[Exercise]:
Write out the data below exactly as given, without any of its pictures.
**** Exercise data
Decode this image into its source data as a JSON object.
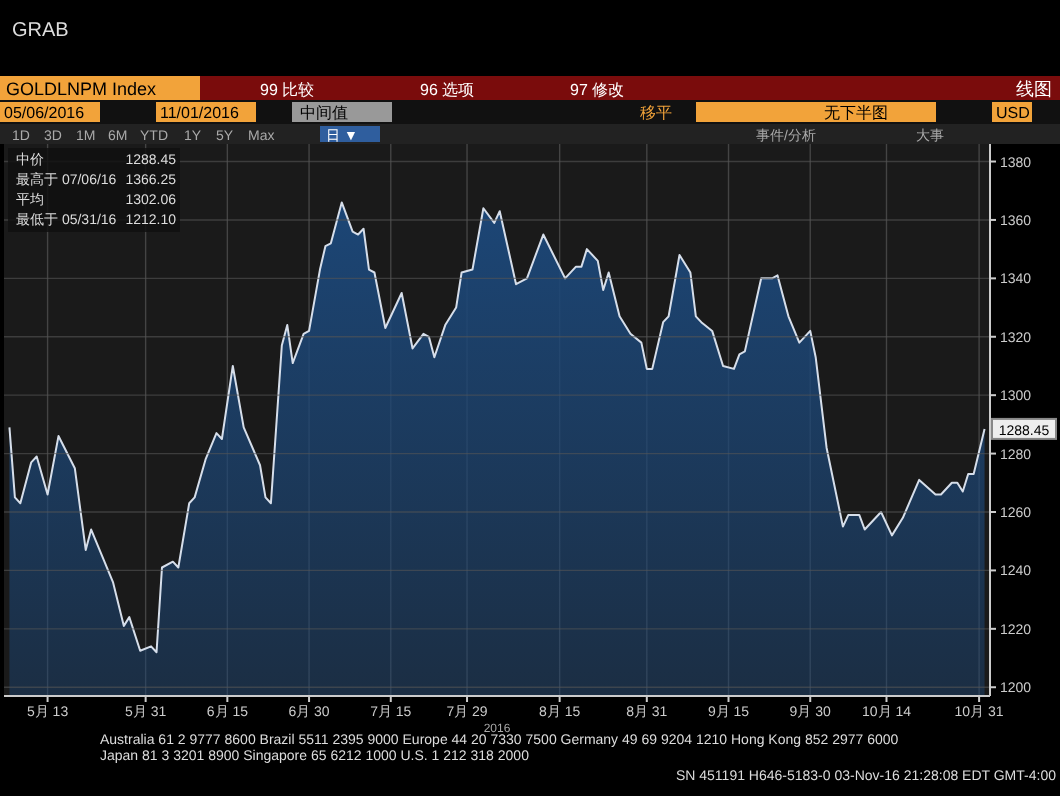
{
  "chart_data": {
    "type": "area",
    "title": "GOLDLNPM Index",
    "xlabel": "2016",
    "annotations": [
      "GRAB",
      "99 比较",
      "96 选项",
      "97 修改",
      "线图",
      "05/06/2016",
      "11/01/2016",
      "中间值",
      "移平",
      "无下半图",
      "USD",
      "1D",
      "3D",
      "1M",
      "6M",
      "YTD",
      "1Y",
      "5Y",
      "Max",
      "日 ▼",
      "事件/分析",
      "大事",
      "中价",
      "1288.45",
      "最高于 07/06/16",
      "1366.25",
      "平均",
      "1302.06",
      "最低于 05/31/16",
      "1212.10",
      {
        "text": "1288.45",
        "x": "2016-11-01",
        "y": 1288.45
      },
      "Australia 61 2 9777 8600 Brazil 5511 2395 9000 Europe 44 20 7330 7500 Germany 49 69 9204 1210 Hong Kong 852 2977 6000",
      "Japan 81 3 3201 8900 Singapore 65 6212 1000 U.S. 1 212 318 2000",
      "SN 451191 H646-5183-0 03-Nov-16 21:28:08 EDT GMT-4:00"
    ],
    "x": [
      "2016-05-06",
      "2016-05-07",
      "2016-05-08",
      "2016-05-10",
      "2016-05-11",
      "2016-05-13",
      "2016-05-15",
      "2016-05-18",
      "2016-05-20",
      "2016-05-21",
      "2016-05-25",
      "2016-05-27",
      "2016-05-28",
      "2016-05-30",
      "2016-06-01",
      "2016-06-02",
      "2016-06-03",
      "2016-06-05",
      "2016-06-06",
      "2016-06-08",
      "2016-06-09",
      "2016-06-11",
      "2016-06-13",
      "2016-06-14",
      "2016-06-16",
      "2016-06-18",
      "2016-06-21",
      "2016-06-22",
      "2016-06-23",
      "2016-06-25",
      "2016-06-26",
      "2016-06-27",
      "2016-06-29",
      "2016-06-30",
      "2016-07-02",
      "2016-07-03",
      "2016-07-04",
      "2016-07-06",
      "2016-07-08",
      "2016-07-09",
      "2016-07-10",
      "2016-07-11",
      "2016-07-12",
      "2016-07-14",
      "2016-07-17",
      "2016-07-19",
      "2016-07-21",
      "2016-07-22",
      "2016-07-23",
      "2016-07-25",
      "2016-07-27",
      "2016-07-28",
      "2016-07-30",
      "2016-08-01",
      "2016-08-03",
      "2016-08-04",
      "2016-08-07",
      "2016-08-09",
      "2016-08-12",
      "2016-08-16",
      "2016-08-18",
      "2016-08-19",
      "2016-08-20",
      "2016-08-22",
      "2016-08-23",
      "2016-08-24",
      "2016-08-26",
      "2016-08-28",
      "2016-08-30",
      "2016-08-31",
      "2016-09-01",
      "2016-09-03",
      "2016-09-04",
      "2016-09-06",
      "2016-09-08",
      "2016-09-09",
      "2016-09-10",
      "2016-09-12",
      "2016-09-14",
      "2016-09-16",
      "2016-09-17",
      "2016-09-18",
      "2016-09-21",
      "2016-09-23",
      "2016-09-24",
      "2016-09-26",
      "2016-09-28",
      "2016-09-30",
      "2016-10-01",
      "2016-10-03",
      "2016-10-06",
      "2016-10-07",
      "2016-10-09",
      "2016-10-10",
      "2016-10-13",
      "2016-10-15",
      "2016-10-17",
      "2016-10-20",
      "2016-10-23",
      "2016-10-24",
      "2016-10-26",
      "2016-10-27",
      "2016-10-28",
      "2016-10-29",
      "2016-10-30",
      "2016-11-01"
    ],
    "series": [
      {
        "color": "#1c4676",
        "values": [
          1289,
          1265,
          1263,
          1277,
          1279,
          1266,
          1286,
          1275,
          1247,
          1254,
          1236,
          1221,
          1224,
          1212.5,
          1214,
          1212,
          1241,
          1243,
          1241,
          1263,
          1265,
          1278,
          1287,
          1285,
          1310,
          1289,
          1276,
          1265,
          1263,
          1317,
          1324,
          1311,
          1321,
          1322,
          1343,
          1351,
          1352,
          1366,
          1356,
          1355,
          1357,
          1343,
          1342,
          1323,
          1335,
          1316,
          1321,
          1320,
          1313,
          1324,
          1330,
          1342,
          1343,
          1364,
          1359,
          1363,
          1338,
          1340,
          1355,
          1340,
          1344,
          1344,
          1350,
          1346,
          1336,
          1342,
          1327,
          1321,
          1318,
          1309,
          1309,
          1325,
          1327,
          1348,
          1342,
          1327,
          1325,
          1322,
          1310,
          1309,
          1314,
          1315,
          1340,
          1340,
          1341,
          1327,
          1318,
          1322,
          1313,
          1282,
          1255,
          1259,
          1259,
          1254,
          1260,
          1252,
          1258,
          1271,
          1266,
          1266,
          1270,
          1270,
          1267,
          1273,
          1273,
          1288.45
        ]
      }
    ],
    "xlim": [
      "2016-05-05",
      "2016-11-02"
    ],
    "xticks": [
      {
        "value": "2016-05-13",
        "label": "5月 13"
      },
      {
        "value": "2016-05-31",
        "label": "5月 31"
      },
      {
        "value": "2016-06-15",
        "label": "6月 15"
      },
      {
        "value": "2016-06-30",
        "label": "6月 30"
      },
      {
        "value": "2016-07-15",
        "label": "7月 15"
      },
      {
        "value": "2016-07-29",
        "label": "7月 29"
      },
      {
        "value": "2016-08-15",
        "label": "8月 15"
      },
      {
        "value": "2016-08-31",
        "label": "8月 31"
      },
      {
        "value": "2016-09-15",
        "label": "9月 15"
      },
      {
        "value": "2016-09-30",
        "label": "9月 30"
      },
      {
        "value": "2016-10-14",
        "label": "10月 14"
      },
      {
        "value": "2016-10-31",
        "label": "10月 31"
      }
    ],
    "ylim": [
      1197,
      1386
    ],
    "yticks": [
      1200,
      1220,
      1240,
      1260,
      1280,
      1300,
      1320,
      1340,
      1360,
      1380
    ],
    "grid": true
  }
}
********
[Exercise response]:
Decode this image into its source data as a JSON object.
{
  "chart_data": {
    "type": "area",
    "title": "GOLDLNPM Index",
    "xlabel": "2016",
    "annotations": [
      "GRAB",
      "99 比较",
      "96 选项",
      "97 修改",
      "线图",
      "05/06/2016",
      "11/01/2016",
      "中间值",
      "移平",
      "无下半图",
      "USD",
      "1D",
      "3D",
      "1M",
      "6M",
      "YTD",
      "1Y",
      "5Y",
      "Max",
      "日 ▼",
      "事件/分析",
      "大事",
      "中价",
      "1288.45",
      "最高于 07/06/16",
      "1366.25",
      "平均",
      "1302.06",
      "最低于 05/31/16",
      "1212.10",
      {
        "text": "1288.45",
        "x": "2016-11-01",
        "y": 1288.45
      },
      "Australia 61 2 9777 8600 Brazil 5511 2395 9000 Europe 44 20 7330 7500 Germany 49 69 9204 1210 Hong Kong 852 2977 6000",
      "Japan 81 3 3201 8900 Singapore 65 6212 1000 U.S. 1 212 318 2000",
      "SN 451191 H646-5183-0 03-Nov-16 21:28:08 EDT GMT-4:00"
    ],
    "x": [
      "2016-05-06",
      "2016-05-07",
      "2016-05-08",
      "2016-05-10",
      "2016-05-11",
      "2016-05-13",
      "2016-05-15",
      "2016-05-18",
      "2016-05-20",
      "2016-05-21",
      "2016-05-25",
      "2016-05-27",
      "2016-05-28",
      "2016-05-30",
      "2016-06-01",
      "2016-06-02",
      "2016-06-03",
      "2016-06-05",
      "2016-06-06",
      "2016-06-08",
      "2016-06-09",
      "2016-06-11",
      "2016-06-13",
      "2016-06-14",
      "2016-06-16",
      "2016-06-18",
      "2016-06-21",
      "2016-06-22",
      "2016-06-23",
      "2016-06-25",
      "2016-06-26",
      "2016-06-27",
      "2016-06-29",
      "2016-06-30",
      "2016-07-02",
      "2016-07-03",
      "2016-07-04",
      "2016-07-06",
      "2016-07-08",
      "2016-07-09",
      "2016-07-10",
      "2016-07-11",
      "2016-07-12",
      "2016-07-14",
      "2016-07-17",
      "2016-07-19",
      "2016-07-21",
      "2016-07-22",
      "2016-07-23",
      "2016-07-25",
      "2016-07-27",
      "2016-07-28",
      "2016-07-30",
      "2016-08-01",
      "2016-08-03",
      "2016-08-04",
      "2016-08-07",
      "2016-08-09",
      "2016-08-12",
      "2016-08-16",
      "2016-08-18",
      "2016-08-19",
      "2016-08-20",
      "2016-08-22",
      "2016-08-23",
      "2016-08-24",
      "2016-08-26",
      "2016-08-28",
      "2016-08-30",
      "2016-08-31",
      "2016-09-01",
      "2016-09-03",
      "2016-09-04",
      "2016-09-06",
      "2016-09-08",
      "2016-09-09",
      "2016-09-10",
      "2016-09-12",
      "2016-09-14",
      "2016-09-16",
      "2016-09-17",
      "2016-09-18",
      "2016-09-21",
      "2016-09-23",
      "2016-09-24",
      "2016-09-26",
      "2016-09-28",
      "2016-09-30",
      "2016-10-01",
      "2016-10-03",
      "2016-10-06",
      "2016-10-07",
      "2016-10-09",
      "2016-10-10",
      "2016-10-13",
      "2016-10-15",
      "2016-10-17",
      "2016-10-20",
      "2016-10-23",
      "2016-10-24",
      "2016-10-26",
      "2016-10-27",
      "2016-10-28",
      "2016-10-29",
      "2016-10-30",
      "2016-11-01"
    ],
    "series": [
      {
        "color": "#1c4676",
        "values": [
          1289,
          1265,
          1263,
          1277,
          1279,
          1266,
          1286,
          1275,
          1247,
          1254,
          1236,
          1221,
          1224,
          1212.5,
          1214,
          1212,
          1241,
          1243,
          1241,
          1263,
          1265,
          1278,
          1287,
          1285,
          1310,
          1289,
          1276,
          1265,
          1263,
          1317,
          1324,
          1311,
          1321,
          1322,
          1343,
          1351,
          1352,
          1366,
          1356,
          1355,
          1357,
          1343,
          1342,
          1323,
          1335,
          1316,
          1321,
          1320,
          1313,
          1324,
          1330,
          1342,
          1343,
          1364,
          1359,
          1363,
          1338,
          1340,
          1355,
          1340,
          1344,
          1344,
          1350,
          1346,
          1336,
          1342,
          1327,
          1321,
          1318,
          1309,
          1309,
          1325,
          1327,
          1348,
          1342,
          1327,
          1325,
          1322,
          1310,
          1309,
          1314,
          1315,
          1340,
          1340,
          1341,
          1327,
          1318,
          1322,
          1313,
          1282,
          1255,
          1259,
          1259,
          1254,
          1260,
          1252,
          1258,
          1271,
          1266,
          1266,
          1270,
          1270,
          1267,
          1273,
          1273,
          1288.45
        ]
      }
    ],
    "xlim": [
      "2016-05-05",
      "2016-11-02"
    ],
    "xticks": [
      {
        "value": "2016-05-13",
        "label": "5月 13"
      },
      {
        "value": "2016-05-31",
        "label": "5月 31"
      },
      {
        "value": "2016-06-15",
        "label": "6月 15"
      },
      {
        "value": "2016-06-30",
        "label": "6月 30"
      },
      {
        "value": "2016-07-15",
        "label": "7月 15"
      },
      {
        "value": "2016-07-29",
        "label": "7月 29"
      },
      {
        "value": "2016-08-15",
        "label": "8月 15"
      },
      {
        "value": "2016-08-31",
        "label": "8月 31"
      },
      {
        "value": "2016-09-15",
        "label": "9月 15"
      },
      {
        "value": "2016-09-30",
        "label": "9月 30"
      },
      {
        "value": "2016-10-14",
        "label": "10月 14"
      },
      {
        "value": "2016-10-31",
        "label": "10月 31"
      }
    ],
    "ylim": [
      1197,
      1386
    ],
    "yticks": [
      1200,
      1220,
      1240,
      1260,
      1280,
      1300,
      1320,
      1340,
      1360,
      1380
    ],
    "grid": true
  }
}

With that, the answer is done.